Provided data:

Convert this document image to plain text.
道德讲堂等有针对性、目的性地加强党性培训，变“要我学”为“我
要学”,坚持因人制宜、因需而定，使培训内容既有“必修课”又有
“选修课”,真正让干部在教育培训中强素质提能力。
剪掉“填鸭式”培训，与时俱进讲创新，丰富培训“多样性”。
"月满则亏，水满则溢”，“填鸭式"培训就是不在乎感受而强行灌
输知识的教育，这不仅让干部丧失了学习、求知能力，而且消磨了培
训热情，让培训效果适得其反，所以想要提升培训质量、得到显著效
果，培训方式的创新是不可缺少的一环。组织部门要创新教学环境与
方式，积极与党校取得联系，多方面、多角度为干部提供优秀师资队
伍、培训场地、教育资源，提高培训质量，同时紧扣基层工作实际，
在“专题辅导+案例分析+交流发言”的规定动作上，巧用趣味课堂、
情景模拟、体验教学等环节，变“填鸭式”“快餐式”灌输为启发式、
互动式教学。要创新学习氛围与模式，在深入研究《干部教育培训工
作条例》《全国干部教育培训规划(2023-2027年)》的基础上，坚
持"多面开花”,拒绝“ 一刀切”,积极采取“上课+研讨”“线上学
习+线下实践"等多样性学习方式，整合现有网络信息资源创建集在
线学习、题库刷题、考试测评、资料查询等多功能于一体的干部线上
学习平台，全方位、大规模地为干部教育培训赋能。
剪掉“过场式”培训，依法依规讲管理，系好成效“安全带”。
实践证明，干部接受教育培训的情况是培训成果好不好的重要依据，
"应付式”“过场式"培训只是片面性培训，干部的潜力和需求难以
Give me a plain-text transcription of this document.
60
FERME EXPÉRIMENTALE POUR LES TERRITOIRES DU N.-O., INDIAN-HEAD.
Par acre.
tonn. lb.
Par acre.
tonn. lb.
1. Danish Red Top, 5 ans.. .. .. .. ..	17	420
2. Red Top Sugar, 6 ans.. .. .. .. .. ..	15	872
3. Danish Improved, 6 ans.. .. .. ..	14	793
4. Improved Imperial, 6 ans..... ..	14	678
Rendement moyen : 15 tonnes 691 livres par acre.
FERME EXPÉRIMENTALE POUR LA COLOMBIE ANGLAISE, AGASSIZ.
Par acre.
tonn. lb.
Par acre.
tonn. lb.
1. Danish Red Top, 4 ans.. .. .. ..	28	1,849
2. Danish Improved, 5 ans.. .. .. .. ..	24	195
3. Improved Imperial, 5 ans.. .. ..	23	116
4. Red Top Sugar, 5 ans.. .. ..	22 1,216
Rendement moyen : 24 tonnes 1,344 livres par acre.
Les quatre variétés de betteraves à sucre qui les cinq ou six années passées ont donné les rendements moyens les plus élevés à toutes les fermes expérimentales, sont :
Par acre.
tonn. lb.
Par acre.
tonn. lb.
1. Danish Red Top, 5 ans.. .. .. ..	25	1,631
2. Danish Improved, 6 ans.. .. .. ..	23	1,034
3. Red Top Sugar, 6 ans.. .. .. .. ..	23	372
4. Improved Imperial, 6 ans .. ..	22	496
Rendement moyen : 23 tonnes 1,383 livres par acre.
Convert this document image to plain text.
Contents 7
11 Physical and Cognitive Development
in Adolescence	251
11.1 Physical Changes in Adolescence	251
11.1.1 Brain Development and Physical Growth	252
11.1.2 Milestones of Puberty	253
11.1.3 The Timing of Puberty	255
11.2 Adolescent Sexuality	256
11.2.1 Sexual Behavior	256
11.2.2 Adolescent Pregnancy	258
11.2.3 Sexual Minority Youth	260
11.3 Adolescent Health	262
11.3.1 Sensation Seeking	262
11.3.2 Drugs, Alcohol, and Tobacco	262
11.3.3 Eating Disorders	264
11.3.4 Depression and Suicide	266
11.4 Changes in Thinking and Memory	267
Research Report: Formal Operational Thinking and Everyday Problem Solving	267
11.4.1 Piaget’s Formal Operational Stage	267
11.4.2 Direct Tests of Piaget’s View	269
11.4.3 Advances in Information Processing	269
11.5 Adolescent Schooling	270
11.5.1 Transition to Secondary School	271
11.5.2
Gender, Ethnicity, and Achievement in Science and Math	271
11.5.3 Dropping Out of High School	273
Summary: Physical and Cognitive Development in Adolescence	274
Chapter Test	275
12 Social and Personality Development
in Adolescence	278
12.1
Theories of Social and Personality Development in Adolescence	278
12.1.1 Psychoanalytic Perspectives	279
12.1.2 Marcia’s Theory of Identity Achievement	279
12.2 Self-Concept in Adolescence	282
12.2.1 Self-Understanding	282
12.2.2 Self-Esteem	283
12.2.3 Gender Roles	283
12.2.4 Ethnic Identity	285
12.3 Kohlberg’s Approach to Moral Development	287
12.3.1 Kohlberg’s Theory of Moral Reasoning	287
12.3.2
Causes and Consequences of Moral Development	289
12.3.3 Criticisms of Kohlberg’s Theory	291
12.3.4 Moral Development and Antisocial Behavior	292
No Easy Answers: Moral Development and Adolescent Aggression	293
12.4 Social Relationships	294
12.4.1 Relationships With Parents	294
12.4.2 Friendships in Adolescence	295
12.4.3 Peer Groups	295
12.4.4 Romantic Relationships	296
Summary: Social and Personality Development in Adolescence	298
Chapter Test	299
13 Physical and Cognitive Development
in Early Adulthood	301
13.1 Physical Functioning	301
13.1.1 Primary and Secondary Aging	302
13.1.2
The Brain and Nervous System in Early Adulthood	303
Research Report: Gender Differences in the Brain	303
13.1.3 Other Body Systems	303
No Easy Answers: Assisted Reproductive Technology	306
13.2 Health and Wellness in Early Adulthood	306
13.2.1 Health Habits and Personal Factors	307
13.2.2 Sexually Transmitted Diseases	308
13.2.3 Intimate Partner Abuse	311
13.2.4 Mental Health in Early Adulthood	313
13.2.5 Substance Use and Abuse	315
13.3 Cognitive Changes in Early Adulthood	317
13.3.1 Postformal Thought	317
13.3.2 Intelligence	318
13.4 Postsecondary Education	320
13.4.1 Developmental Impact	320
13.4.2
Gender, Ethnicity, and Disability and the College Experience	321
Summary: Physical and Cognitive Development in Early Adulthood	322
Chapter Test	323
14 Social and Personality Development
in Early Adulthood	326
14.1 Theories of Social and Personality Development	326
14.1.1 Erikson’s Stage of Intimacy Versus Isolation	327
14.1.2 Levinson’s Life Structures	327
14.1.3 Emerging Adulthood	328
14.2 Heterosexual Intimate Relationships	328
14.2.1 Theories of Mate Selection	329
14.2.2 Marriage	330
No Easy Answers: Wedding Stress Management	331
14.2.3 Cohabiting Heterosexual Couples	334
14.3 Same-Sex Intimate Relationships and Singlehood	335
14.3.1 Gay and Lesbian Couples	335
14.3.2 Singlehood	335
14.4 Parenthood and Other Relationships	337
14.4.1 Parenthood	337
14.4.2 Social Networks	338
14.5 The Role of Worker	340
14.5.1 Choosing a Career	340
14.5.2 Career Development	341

Requirements: Repeat the entries above exactly, leaving nothing out.

The result:
Convert this document image to plain text.
道德讲堂等有针对性、目的性地加强党性培训，变“要我学”为“我
要学”,坚持因人制宜、因需而定，使培训内容既有“必修课”又有
“选修课”,真正让干部在教育培训中强素质提能力。
剪掉“填鸭式”培训，与时俱进讲创新，丰富培训“多样性”。
"月满则亏，水满则溢”，“填鸭式"培训就是不在乎感受而强行灌
输知识的教育，这不仅让干部丧失了学习、求知能力，而且消磨了培
训热情，让培训效果适得其反，所以想要提升培训质量、得到显著效
果，培训方式的创新是不可缺少的一环。组织部门要创新教学环境与
方式，积极与党校取得联系，多方面、多角度为干部提供优秀师资队
伍、培训场地、教育资源，提高培训质量，同时紧扣基层工作实际，
在“专题辅导+案例分析+交流发言”的规定动作上，巧用趣味课堂、
情景模拟、体验教学等环节，变“填鸭式”“快餐式”灌输为启发式、
互动式教学。要创新学习氛围与模式，在深入研究《干部教育培训工
作条例》《全国干部教育培训规划(2023-2027年)》的基础上，坚
持"多面开花”,拒绝“ 一刀切”,积极采取“上课+研讨”“线上学
习+线下实践"等多样性学习方式，整合现有网络信息资源创建集在
线学习、题库刷题、考试测评、资料查询等多功能于一体的干部线上
学习平台，全方位、大规模地为干部教育培训赋能。
剪掉“过场式”培训，依法依规讲管理，系好成效“安全带”。
实践证明，干部接受教育培训的情况是培训成果好不好的重要依据，
"应付式”“过场式"培训只是片面性培训，干部的潜力和需求难以
Give me a plain-text transcription of this document.
60
FERME EXPÉRIMENTALE POUR LES TERRITOIRES DU N.-O., INDIAN-HEAD.
Par acre.
tonn. lb.
Par acre.
tonn. lb.
1. Danish Red Top, 5 ans.. .. .. .. ..	17	420
2. Red Top Sugar, 6 ans.. .. .. .. .. ..	15	872
3. Danish Improved, 6 ans.. .. .. ..	14	793
4. Improved Imperial, 6 ans..... ..	14	678
Rendement moyen : 15 tonnes 691 livres par acre.
FERME EXPÉRIMENTALE POUR LA COLOMBIE ANGLAISE, AGASSIZ.
Par acre.
tonn. lb.
Par acre.
tonn. lb.
1. Danish Red Top, 4 ans.. .. .. ..	28	1,849
2. Danish Improved, 5 ans.. .. .. .. ..	24	195
3. Improved Imperial, 5 ans.. .. ..	23	116
4. Red Top Sugar, 5 ans.. .. ..	22 1,216
Rendement moyen : 24 tonnes 1,344 livres par acre.
Les quatre variétés de betteraves à sucre qui les cinq ou six années passées ont donné les rendements moyens les plus élevés à toutes les fermes expérimentales, sont :
Par acre.
tonn. lb.
Par acre.
tonn. lb.
1. Danish Red Top, 5 ans.. .. .. ..	25	1,631
2. Danish Improved, 6 ans.. .. .. ..	23	1,034
3. Red Top Sugar, 6 ans.. .. .. .. ..	23	372
4. Improved Imperial, 6 ans .. ..	22	496
Rendement moyen : 23 tonnes 1,383 livres par acre.
Convert this document image to plain text.
Contents 7
11 Physical and Cognitive Development
in Adolescence	251
11.1 Physical Changes in Adolescence	251
11.1.1 Brain Development and Physical Growth	252
11.1.2 Milestones of Puberty	253
11.1.3 The Timing of Puberty	255
11.2 Adolescent Sexuality	256
11.2.1 Sexual Behavior	256
11.2.2 Adolescent Pregnancy	258
11.2.3 Sexual Minority Youth	260
11.3 Adolescent Health	262
11.3.1 Sensation Seeking	262
11.3.2 Drugs, Alcohol, and Tobacco	262
11.3.3 Eating Disorders	264
11.3.4 Depression and Suicide	266
11.4 Changes in Thinking and Memory	267
Research Report: Formal Operational Thinking and Everyday Problem Solving	267
11.4.1 Piaget’s Formal Operational Stage	267
11.4.2 Direct Tests of Piaget’s View	269
11.4.3 Advances in Information Processing	269
11.5 Adolescent Schooling	270
11.5.1 Transition to Secondary School	271
11.5.2
Gender, Ethnicity, and Achievement in Science and Math	271
11.5.3 Dropping Out of High School	273
Summary: Physical and Cognitive Development in Adolescence	274
Chapter Test	275
12 Social and Personality Development
in Adolescence	278
12.1
Theories of Social and Personality Development in Adolescence	278
12.1.1 Psychoanalytic Perspectives	279
12.1.2 Marcia’s Theory of Identity Achievement	279
12.2 Self-Concept in Adolescence	282
12.2.1 Self-Understanding	282
12.2.2 Self-Esteem	283
12.2.3 Gender Roles	283
12.2.4 Ethnic Identity	285
12.3 Kohlberg’s Approach to Moral Development	287
12.3.1 Kohlberg’s Theory of Moral Reasoning	287
12.3.2
Causes and Consequences of Moral Development	289
12.3.3 Criticisms of Kohlberg’s Theory	291
12.3.4 Moral Development and Antisocial Behavior	292
No Easy Answers: Moral Development and Adolescent Aggression	293
12.4 Social Relationships	294
12.4.1 Relationships With Parents	294
12.4.2 Friendships in Adolescence	295
12.4.3 Peer Groups	295
12.4.4 Romantic Relationships	296
Summary: Social and Personality Development in Adolescence	298
Chapter Test	299
13 Physical and Cognitive Development
in Early Adulthood	301
13.1 Physical Functioning	301
13.1.1 Primary and Secondary Aging	302
13.1.2
The Brain and Nervous System in Early Adulthood	303
Research Report: Gender Differences in the Brain	303
13.1.3 Other Body Systems	303
No Easy Answers: Assisted Reproductive Technology	306
13.2 Health and Wellness in Early Adulthood	306
13.2.1 Health Habits and Personal Factors	307
13.2.2 Sexually Transmitted Diseases	308
13.2.3 Intimate Partner Abuse	311
13.2.4 Mental Health in Early Adulthood	313
13.2.5 Substance Use and Abuse	315
13.3 Cognitive Changes in Early Adulthood	317
13.3.1 Postformal Thought	317
13.3.2 Intelligence	318
13.4 Postsecondary Education	320
13.4.1 Developmental Impact	320
13.4.2
Gender, Ethnicity, and Disability and the College Experience	321
Summary: Physical and Cognitive Development in Early Adulthood	322
Chapter Test	323
14 Social and Personality Development
in Early Adulthood	326
14.1 Theories of Social and Personality Development	326
14.1.1 Erikson’s Stage of Intimacy Versus Isolation	327
14.1.2 Levinson’s Life Structures	327
14.1.3 Emerging Adulthood	328
14.2 Heterosexual Intimate Relationships	328
14.2.1 Theories of Mate Selection	329
14.2.2 Marriage	330
No Easy Answers: Wedding Stress Management	331
14.2.3 Cohabiting Heterosexual Couples	334
14.3 Same-Sex Intimate Relationships and Singlehood	335
14.3.1 Gay and Lesbian Couples	335
14.3.2 Singlehood	335
14.4 Parenthood and Other Relationships	337
14.4.1 Parenthood	337
14.4.2 Social Networks	338
14.5 The Role of Worker	340
14.5.1 Choosing a Career	340
14.5.2 Career Development	341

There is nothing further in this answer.